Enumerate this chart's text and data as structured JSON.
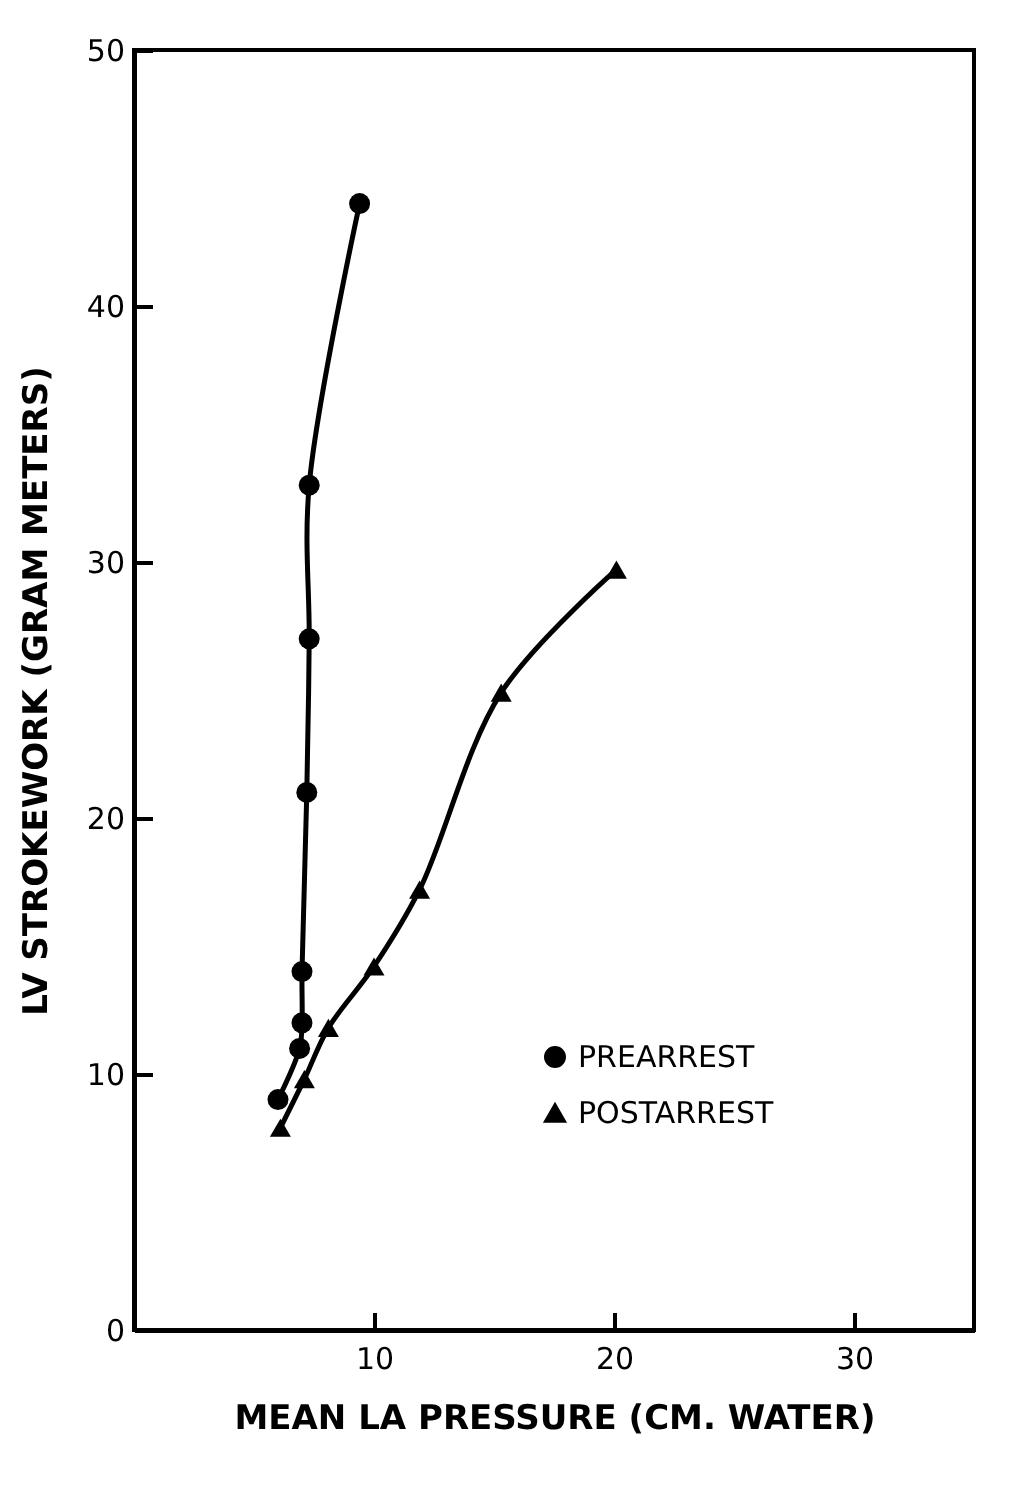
{
  "chart_data": {
    "type": "line",
    "xlabel": "MEAN LA PRESSURE (CM. WATER)",
    "ylabel": "LV STROKEWORK (GRAM METERS)",
    "xlim": [
      0,
      35
    ],
    "xticks": [
      10,
      20,
      30
    ],
    "ylim": [
      0,
      50
    ],
    "yticks": [
      0,
      10,
      20,
      30,
      40,
      50
    ],
    "grid": false,
    "legend": "bottom right",
    "line_style": "solid",
    "series": [
      {
        "name": "PREARREST",
        "color": "#000000",
        "marker": "circle",
        "x": [
          6.0,
          6.9,
          7.0,
          7.0,
          7.2,
          7.3,
          7.3,
          9.4
        ],
        "values": [
          9,
          11,
          12,
          14,
          21,
          27,
          33,
          44
        ]
      },
      {
        "name": "POSTARREST",
        "color": "#000000",
        "marker": "triangle",
        "x": [
          6.1,
          7.1,
          8.1,
          10.0,
          11.9,
          15.3,
          20.1
        ],
        "values": [
          7.9,
          9.8,
          11.8,
          14.2,
          17.2,
          24.9,
          29.7
        ]
      }
    ]
  }
}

● ● ●

What is needed: Without the pictures, write out the whole listing above exactly as it appears.

Output for this exercise:
Enumerate this chart's text and data as structured JSON.
{
  "chart_data": {
    "type": "line",
    "xlabel": "MEAN LA PRESSURE (CM. WATER)",
    "ylabel": "LV STROKEWORK (GRAM METERS)",
    "xlim": [
      0,
      35
    ],
    "xticks": [
      10,
      20,
      30
    ],
    "ylim": [
      0,
      50
    ],
    "yticks": [
      0,
      10,
      20,
      30,
      40,
      50
    ],
    "grid": false,
    "legend": "bottom right",
    "line_style": "solid",
    "series": [
      {
        "name": "PREARREST",
        "color": "#000000",
        "marker": "circle",
        "x": [
          6.0,
          6.9,
          7.0,
          7.0,
          7.2,
          7.3,
          7.3,
          9.4
        ],
        "values": [
          9,
          11,
          12,
          14,
          21,
          27,
          33,
          44
        ]
      },
      {
        "name": "POSTARREST",
        "color": "#000000",
        "marker": "triangle",
        "x": [
          6.1,
          7.1,
          8.1,
          10.0,
          11.9,
          15.3,
          20.1
        ],
        "values": [
          7.9,
          9.8,
          11.8,
          14.2,
          17.2,
          24.9,
          29.7
        ]
      }
    ]
  }
}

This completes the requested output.